• _Exercise details_
Write out the material exactly, with the pictures left out.

[Dataset records]
________________
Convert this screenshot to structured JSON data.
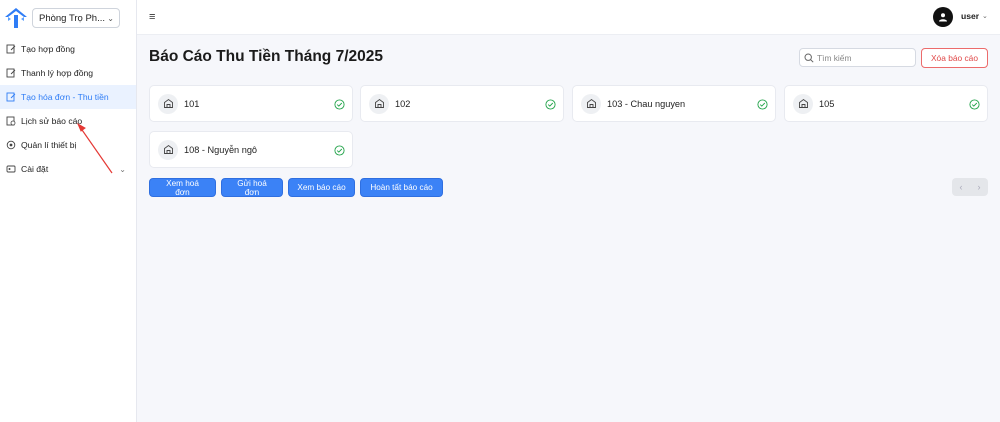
{
  "sidebar": {
    "branch_select": "Phòng Trọ Ph...",
    "items": [
      {
        "label": "Tạo hợp đồng"
      },
      {
        "label": "Thanh lý hợp đồng"
      },
      {
        "label": "Tạo hóa đơn - Thu tiền"
      },
      {
        "label": "Lịch sử báo cáo"
      },
      {
        "label": "Quản lí thiết bị"
      },
      {
        "label": "Cài đặt"
      }
    ]
  },
  "header": {
    "username": "user"
  },
  "main": {
    "title": "Báo Cáo Thu Tiền Tháng 7/2025",
    "search_placeholder": "Tìm kiếm",
    "delete_report_label": "Xóa báo cáo",
    "rooms": [
      {
        "name": "101"
      },
      {
        "name": "102"
      },
      {
        "name": "103 - Chau nguyen"
      },
      {
        "name": "105"
      },
      {
        "name": "108 - Nguyễn ngô"
      }
    ],
    "actions": {
      "view_invoice": "Xem hoá đơn",
      "send_invoice": "Gửi hoá đơn",
      "view_report": "Xem báo cáo",
      "complete_report": "Hoàn tất báo cáo"
    },
    "pager": {
      "prev": "‹",
      "next": "›"
    }
  },
  "colors": {
    "accent": "#3b82f6",
    "danger": "#e04848",
    "success": "#22a34a",
    "annotation": "#e53935"
  }
}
________________
• _Finished task_
Convert this screenshot to structured JSON data.
{
  "sidebar": {
    "branch_select": "Phòng Trọ Ph...",
    "items": [
      {
        "label": "Tạo hợp đồng"
      },
      {
        "label": "Thanh lý hợp đồng"
      },
      {
        "label": "Tạo hóa đơn - Thu tiền"
      },
      {
        "label": "Lịch sử báo cáo"
      },
      {
        "label": "Quản lí thiết bị"
      },
      {
        "label": "Cài đặt"
      }
    ]
  },
  "header": {
    "username": "user"
  },
  "main": {
    "title": "Báo Cáo Thu Tiền Tháng 7/2025",
    "search_placeholder": "Tìm kiếm",
    "delete_report_label": "Xóa báo cáo",
    "rooms": [
      {
        "name": "101"
      },
      {
        "name": "102"
      },
      {
        "name": "103 - Chau nguyen"
      },
      {
        "name": "105"
      },
      {
        "name": "108 - Nguyễn ngô"
      }
    ],
    "actions": {
      "view_invoice": "Xem hoá đơn",
      "send_invoice": "Gửi hoá đơn",
      "view_report": "Xem báo cáo",
      "complete_report": "Hoàn tất báo cáo"
    },
    "pager": {
      "prev": "‹",
      "next": "›"
    }
  },
  "colors": {
    "accent": "#3b82f6",
    "danger": "#e04848",
    "success": "#22a34a",
    "annotation": "#e53935"
  }
}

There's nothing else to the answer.